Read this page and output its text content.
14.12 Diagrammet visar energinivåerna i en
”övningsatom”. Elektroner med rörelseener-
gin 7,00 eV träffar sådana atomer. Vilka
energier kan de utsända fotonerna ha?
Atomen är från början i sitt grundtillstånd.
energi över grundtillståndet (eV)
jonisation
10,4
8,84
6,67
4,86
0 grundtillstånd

□ □ □ □ □ □ □

→ JOB
Set down each entry again, unchanged.

→ WRITTEN RESPONSE
Read this page and output its text content.
14.12 Diagrammet visar energinivåerna i en
”övningsatom”. Elektroner med rörelseener-
gin 7,00 eV träffar sådana atomer. Vilka
energier kan de utsända fotonerna ha?
Atomen är från början i sitt grundtillstånd.
energi över grundtillståndet (eV)
jonisation
10,4
8,84
6,67
4,86
0 grundtillstånd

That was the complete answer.